WRITTEN TASK =>
In the material below, list every line carrying the string "grand".
**** DATA EXCERPTS
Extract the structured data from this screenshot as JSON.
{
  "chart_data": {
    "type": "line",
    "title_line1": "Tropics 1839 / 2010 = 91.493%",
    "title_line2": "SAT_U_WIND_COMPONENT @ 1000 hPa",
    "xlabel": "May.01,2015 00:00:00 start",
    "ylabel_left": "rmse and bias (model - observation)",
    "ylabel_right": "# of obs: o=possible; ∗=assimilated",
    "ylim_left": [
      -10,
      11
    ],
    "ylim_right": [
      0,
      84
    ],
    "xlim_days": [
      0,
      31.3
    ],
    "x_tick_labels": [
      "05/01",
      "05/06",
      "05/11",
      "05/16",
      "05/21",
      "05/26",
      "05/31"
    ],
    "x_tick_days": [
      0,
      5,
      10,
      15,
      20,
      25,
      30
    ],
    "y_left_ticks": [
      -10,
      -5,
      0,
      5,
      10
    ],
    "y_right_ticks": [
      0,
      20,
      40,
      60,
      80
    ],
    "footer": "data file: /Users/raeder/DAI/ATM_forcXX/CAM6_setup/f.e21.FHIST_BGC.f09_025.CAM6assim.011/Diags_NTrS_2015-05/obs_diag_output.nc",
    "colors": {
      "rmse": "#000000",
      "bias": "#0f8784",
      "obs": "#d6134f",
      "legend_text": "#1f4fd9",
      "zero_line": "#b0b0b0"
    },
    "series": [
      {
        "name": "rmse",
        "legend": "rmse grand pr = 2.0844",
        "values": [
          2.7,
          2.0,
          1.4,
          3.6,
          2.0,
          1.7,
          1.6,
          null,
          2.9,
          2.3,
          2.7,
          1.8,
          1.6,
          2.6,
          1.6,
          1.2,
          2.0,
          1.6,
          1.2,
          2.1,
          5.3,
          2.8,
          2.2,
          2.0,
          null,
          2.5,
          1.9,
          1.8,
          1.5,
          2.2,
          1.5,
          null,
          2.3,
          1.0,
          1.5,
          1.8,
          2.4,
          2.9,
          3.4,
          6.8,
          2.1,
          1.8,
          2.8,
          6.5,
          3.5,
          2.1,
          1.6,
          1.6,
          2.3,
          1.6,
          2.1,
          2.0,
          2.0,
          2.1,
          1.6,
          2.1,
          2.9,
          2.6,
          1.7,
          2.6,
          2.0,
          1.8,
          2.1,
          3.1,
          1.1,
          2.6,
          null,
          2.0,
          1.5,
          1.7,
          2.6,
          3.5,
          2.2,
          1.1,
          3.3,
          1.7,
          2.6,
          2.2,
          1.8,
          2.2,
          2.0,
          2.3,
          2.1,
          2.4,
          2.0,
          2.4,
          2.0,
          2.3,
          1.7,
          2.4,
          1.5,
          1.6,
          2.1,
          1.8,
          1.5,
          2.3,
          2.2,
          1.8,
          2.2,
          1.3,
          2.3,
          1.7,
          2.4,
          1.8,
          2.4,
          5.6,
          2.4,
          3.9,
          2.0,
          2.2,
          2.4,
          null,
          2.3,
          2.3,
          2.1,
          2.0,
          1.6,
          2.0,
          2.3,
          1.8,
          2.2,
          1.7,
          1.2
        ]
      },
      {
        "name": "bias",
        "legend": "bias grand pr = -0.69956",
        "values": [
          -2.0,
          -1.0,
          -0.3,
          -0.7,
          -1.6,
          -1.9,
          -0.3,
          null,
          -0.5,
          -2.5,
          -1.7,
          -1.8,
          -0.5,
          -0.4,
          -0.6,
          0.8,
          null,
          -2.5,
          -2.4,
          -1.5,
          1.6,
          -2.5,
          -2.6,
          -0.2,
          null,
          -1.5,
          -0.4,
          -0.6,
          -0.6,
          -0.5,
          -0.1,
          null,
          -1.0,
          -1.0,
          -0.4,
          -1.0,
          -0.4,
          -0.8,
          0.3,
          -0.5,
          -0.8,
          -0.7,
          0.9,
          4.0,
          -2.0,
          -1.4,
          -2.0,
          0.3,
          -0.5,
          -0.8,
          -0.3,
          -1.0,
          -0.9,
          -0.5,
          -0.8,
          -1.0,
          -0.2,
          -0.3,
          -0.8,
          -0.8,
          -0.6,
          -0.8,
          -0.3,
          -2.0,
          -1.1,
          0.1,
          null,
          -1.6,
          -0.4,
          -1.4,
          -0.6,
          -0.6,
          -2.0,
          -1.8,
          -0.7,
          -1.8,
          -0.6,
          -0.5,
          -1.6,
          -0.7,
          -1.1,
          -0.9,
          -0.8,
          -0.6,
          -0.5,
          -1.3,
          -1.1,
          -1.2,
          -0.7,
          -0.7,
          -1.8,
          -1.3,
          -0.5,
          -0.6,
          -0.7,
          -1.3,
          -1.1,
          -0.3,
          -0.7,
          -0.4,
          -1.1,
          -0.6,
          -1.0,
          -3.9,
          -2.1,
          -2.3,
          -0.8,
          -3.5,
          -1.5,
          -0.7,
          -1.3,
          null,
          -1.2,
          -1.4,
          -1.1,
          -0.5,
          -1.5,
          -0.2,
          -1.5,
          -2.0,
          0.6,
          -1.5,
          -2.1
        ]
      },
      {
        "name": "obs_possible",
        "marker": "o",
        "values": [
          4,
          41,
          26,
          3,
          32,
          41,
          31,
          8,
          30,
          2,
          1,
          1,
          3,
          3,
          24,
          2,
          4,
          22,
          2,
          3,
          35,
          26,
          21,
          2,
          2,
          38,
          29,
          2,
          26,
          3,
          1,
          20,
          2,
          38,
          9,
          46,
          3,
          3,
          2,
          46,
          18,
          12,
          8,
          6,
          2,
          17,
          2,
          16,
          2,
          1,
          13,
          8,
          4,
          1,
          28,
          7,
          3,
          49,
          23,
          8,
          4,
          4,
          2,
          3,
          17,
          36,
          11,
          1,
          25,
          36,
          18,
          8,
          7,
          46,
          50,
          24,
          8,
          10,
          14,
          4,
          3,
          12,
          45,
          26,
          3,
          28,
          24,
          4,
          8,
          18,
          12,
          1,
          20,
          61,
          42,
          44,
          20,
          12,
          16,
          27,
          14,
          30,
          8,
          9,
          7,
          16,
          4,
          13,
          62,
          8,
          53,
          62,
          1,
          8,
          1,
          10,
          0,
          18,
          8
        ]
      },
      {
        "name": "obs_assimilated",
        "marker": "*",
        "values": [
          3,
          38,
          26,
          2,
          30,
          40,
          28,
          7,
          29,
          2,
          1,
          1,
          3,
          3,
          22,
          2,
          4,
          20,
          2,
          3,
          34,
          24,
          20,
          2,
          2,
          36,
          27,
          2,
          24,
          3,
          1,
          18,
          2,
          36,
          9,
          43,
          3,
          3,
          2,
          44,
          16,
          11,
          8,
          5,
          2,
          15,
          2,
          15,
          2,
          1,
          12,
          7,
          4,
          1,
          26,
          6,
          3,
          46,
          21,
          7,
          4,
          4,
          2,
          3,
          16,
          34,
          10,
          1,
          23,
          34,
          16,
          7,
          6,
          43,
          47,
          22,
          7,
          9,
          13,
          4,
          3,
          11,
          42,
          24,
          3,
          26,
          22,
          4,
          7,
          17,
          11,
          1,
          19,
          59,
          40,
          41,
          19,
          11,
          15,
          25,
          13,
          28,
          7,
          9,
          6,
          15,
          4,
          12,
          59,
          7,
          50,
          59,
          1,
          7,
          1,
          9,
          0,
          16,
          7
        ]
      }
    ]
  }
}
********
RESPONSE TO THE TASK =>
        "legend": "rmse grand pr = 2.0844",
        "legend": "bias grand pr = -0.69956",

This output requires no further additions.